> _DIRECTION_
Each line below is to be written out in full, exactly as shown.

> _RECORDS SHOWN_
========================

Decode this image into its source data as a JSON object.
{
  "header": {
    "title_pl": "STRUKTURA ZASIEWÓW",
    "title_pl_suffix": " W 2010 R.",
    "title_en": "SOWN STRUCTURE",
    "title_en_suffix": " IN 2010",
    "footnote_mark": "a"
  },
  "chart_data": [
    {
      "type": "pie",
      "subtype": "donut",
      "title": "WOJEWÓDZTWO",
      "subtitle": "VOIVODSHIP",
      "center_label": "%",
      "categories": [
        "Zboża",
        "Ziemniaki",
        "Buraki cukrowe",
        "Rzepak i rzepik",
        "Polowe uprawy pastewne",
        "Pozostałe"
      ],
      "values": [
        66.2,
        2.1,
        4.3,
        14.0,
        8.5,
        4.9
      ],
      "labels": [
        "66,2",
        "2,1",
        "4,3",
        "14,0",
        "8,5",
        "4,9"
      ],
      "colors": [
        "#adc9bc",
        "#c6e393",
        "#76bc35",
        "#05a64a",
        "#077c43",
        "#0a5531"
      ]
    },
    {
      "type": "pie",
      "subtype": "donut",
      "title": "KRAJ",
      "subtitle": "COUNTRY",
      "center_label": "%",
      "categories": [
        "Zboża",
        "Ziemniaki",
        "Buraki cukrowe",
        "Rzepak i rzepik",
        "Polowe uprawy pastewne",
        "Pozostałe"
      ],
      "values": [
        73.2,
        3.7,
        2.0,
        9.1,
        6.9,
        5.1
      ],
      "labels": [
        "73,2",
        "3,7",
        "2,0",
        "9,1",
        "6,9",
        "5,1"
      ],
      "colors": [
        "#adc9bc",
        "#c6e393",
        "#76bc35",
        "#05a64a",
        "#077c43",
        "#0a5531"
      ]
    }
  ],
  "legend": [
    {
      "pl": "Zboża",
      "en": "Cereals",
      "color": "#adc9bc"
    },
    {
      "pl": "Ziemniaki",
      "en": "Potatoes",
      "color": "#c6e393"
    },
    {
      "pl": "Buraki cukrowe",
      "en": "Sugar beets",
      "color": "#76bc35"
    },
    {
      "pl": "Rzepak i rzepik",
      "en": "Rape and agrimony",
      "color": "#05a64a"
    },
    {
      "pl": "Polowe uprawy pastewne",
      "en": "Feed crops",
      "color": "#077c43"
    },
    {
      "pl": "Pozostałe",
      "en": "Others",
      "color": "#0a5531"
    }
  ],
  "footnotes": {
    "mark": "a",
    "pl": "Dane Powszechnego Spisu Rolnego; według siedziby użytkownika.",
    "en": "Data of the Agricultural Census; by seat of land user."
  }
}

========================

> _RESPONSE FOR THIS EXERCISE_
Decode this image into its source data as a JSON object.
{
  "header": {
    "title_pl": "STRUKTURA ZASIEWÓW",
    "title_pl_suffix": " W 2010 R.",
    "title_en": "SOWN STRUCTURE",
    "title_en_suffix": " IN 2010",
    "footnote_mark": "a"
  },
  "chart_data": [
    {
      "type": "pie",
      "subtype": "donut",
      "title": "WOJEWÓDZTWO",
      "subtitle": "VOIVODSHIP",
      "center_label": "%",
      "categories": [
        "Zboża",
        "Ziemniaki",
        "Buraki cukrowe",
        "Rzepak i rzepik",
        "Polowe uprawy pastewne",
        "Pozostałe"
      ],
      "values": [
        66.2,
        2.1,
        4.3,
        14.0,
        8.5,
        4.9
      ],
      "labels": [
        "66,2",
        "2,1",
        "4,3",
        "14,0",
        "8,5",
        "4,9"
      ],
      "colors": [
        "#adc9bc",
        "#c6e393",
        "#76bc35",
        "#05a64a",
        "#077c43",
        "#0a5531"
      ]
    },
    {
      "type": "pie",
      "subtype": "donut",
      "title": "KRAJ",
      "subtitle": "COUNTRY",
      "center_label": "%",
      "categories": [
        "Zboża",
        "Ziemniaki",
        "Buraki cukrowe",
        "Rzepak i rzepik",
        "Polowe uprawy pastewne",
        "Pozostałe"
      ],
      "values": [
        73.2,
        3.7,
        2.0,
        9.1,
        6.9,
        5.1
      ],
      "labels": [
        "73,2",
        "3,7",
        "2,0",
        "9,1",
        "6,9",
        "5,1"
      ],
      "colors": [
        "#adc9bc",
        "#c6e393",
        "#76bc35",
        "#05a64a",
        "#077c43",
        "#0a5531"
      ]
    }
  ],
  "legend": [
    {
      "pl": "Zboża",
      "en": "Cereals",
      "color": "#adc9bc"
    },
    {
      "pl": "Ziemniaki",
      "en": "Potatoes",
      "color": "#c6e393"
    },
    {
      "pl": "Buraki cukrowe",
      "en": "Sugar beets",
      "color": "#76bc35"
    },
    {
      "pl": "Rzepak i rzepik",
      "en": "Rape and agrimony",
      "color": "#05a64a"
    },
    {
      "pl": "Polowe uprawy pastewne",
      "en": "Feed crops",
      "color": "#077c43"
    },
    {
      "pl": "Pozostałe",
      "en": "Others",
      "color": "#0a5531"
    }
  ],
  "footnotes": {
    "mark": "a",
    "pl": "Dane Powszechnego Spisu Rolnego; według siedziby użytkownika.",
    "en": "Data of the Agricultural Census; by seat of land user."
  }
}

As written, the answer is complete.